**Parts of the exercise:**
1. Please set down the part of the cadet forum thread that opens with the words containing "I used the wrong" and closes with "Storesman *are* different positions.".
2. List the usernames that appear in the post headers of the cadet forum thread.
3. In the cadet forum thread, what position does Dane say he is applying for?

[Start Text shown]

You want the job, because your qualified for it. Some of us dont have NSCE around here (applys to VACSTC)


----------



## ouyin2000 (27 Mar 2005)

LongRange said:
			
		

> I've applied for Leadership and Challenge WO, Navigation WO and Adventure Platoon WO.
> 
> I'm hoping for the first one the most, I think it would be the most enjoyable.
> 
> Cheers,


what did you do last summer? ('04)


----------



## Dane (29 Mar 2005)

Dane said:
			
		

> General Duties and Storesman and different positions.
> 
> It is the Storesman.



I used the wrong word, some one asked what the Freshieman was considered, and then someone else responded it was the GD/Storesman which is incorrect. My reply should have read: 

General Duties and Storesman *are* different positions.

It is the Storesman for Freshie.

Im applying for CSM.


----------



## q_1966 (31 Mar 2005)

What else do General Duties do, beside escorting the MIR Commando's up to MIR


----------



## Zedic_1913 (31 Mar 2005)

Papke said:
			
		

> What else do General Duties do, beside escorting the MIR Commando's up to MIR



Wow that would be convient for us at Blackdown, some days I'd have my Sergeants do rock paper scissors to determine who had to take them that day.


----------



## pi-r-squared (1 Apr 2005)

Papke said:
			
		

> You want the job, because your qualified for it. Some of us dont have NSCE around here (applys to VACSTC)



Well it sounded like people were aiming for a Freshie job instead of trying and aiming to become NSCE qualified.  

I remember when the Duty NCO would have to march the MIRs up.  Sounds like a fitting job for a MCpl since all that happens is a lot of sitting around and waiting.  What I mean is that if Sergeants were given a job to sit around and do nothing all day, that would be easy.  Does MCpl count for Master Cadet as Staffing in a leadership role?

[End Text shown]
[Start Data rows]

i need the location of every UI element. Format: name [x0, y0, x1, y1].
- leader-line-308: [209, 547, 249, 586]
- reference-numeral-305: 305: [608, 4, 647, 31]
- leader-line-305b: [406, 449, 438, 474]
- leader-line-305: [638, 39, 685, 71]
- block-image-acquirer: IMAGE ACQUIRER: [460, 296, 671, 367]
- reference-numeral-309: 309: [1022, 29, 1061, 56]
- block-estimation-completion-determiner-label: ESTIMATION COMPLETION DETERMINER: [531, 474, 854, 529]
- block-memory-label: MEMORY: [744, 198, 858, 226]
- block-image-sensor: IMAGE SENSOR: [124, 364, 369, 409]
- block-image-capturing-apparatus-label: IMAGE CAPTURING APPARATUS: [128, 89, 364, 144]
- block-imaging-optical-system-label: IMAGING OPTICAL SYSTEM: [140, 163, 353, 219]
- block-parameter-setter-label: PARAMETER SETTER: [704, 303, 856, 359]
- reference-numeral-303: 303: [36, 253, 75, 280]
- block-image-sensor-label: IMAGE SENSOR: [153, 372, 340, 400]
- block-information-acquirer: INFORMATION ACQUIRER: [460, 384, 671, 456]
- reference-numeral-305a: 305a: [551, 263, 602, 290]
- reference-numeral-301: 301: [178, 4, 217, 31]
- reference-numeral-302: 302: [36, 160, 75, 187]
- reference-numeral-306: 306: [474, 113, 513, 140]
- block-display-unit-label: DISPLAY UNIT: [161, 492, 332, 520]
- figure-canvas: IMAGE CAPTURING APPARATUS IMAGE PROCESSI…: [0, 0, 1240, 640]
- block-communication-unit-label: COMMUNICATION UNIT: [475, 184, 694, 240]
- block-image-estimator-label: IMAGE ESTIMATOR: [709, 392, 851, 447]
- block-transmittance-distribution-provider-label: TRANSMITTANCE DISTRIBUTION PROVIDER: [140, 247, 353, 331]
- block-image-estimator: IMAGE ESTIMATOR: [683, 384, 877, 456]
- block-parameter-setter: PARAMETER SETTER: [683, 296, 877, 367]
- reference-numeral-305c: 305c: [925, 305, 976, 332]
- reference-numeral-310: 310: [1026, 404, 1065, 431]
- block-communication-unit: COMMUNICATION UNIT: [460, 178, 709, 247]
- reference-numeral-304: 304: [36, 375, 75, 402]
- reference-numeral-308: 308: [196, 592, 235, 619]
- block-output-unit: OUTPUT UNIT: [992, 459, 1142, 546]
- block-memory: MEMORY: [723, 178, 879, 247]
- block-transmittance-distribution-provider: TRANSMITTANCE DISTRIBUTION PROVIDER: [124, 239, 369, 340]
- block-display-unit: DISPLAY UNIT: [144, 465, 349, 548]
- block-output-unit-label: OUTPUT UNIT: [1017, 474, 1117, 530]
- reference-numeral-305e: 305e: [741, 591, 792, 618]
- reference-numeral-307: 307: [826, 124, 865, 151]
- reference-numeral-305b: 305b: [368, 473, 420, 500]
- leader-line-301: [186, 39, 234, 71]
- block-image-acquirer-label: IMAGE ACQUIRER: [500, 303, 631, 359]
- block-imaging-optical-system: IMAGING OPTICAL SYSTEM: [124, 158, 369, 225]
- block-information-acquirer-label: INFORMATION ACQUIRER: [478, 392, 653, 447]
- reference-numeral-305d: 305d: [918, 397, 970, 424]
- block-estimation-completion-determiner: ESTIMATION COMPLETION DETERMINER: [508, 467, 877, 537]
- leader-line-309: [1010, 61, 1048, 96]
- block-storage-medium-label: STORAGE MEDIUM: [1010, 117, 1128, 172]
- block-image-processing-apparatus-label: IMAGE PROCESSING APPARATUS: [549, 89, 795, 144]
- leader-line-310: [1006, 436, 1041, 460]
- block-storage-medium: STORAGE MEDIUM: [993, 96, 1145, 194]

[End Data rows]

**Results for the exercise:**
1.
I used the wrong word, some one asked what the Freshieman was considered, and then someone else responded it was the GD/Storesman which is incorrect. My reply should have read: 

General Duties and Storesman *are* different positions.

2. ouyin2000, Dane, q_1966, Zedic_1913, pi-r-squared

3. CSM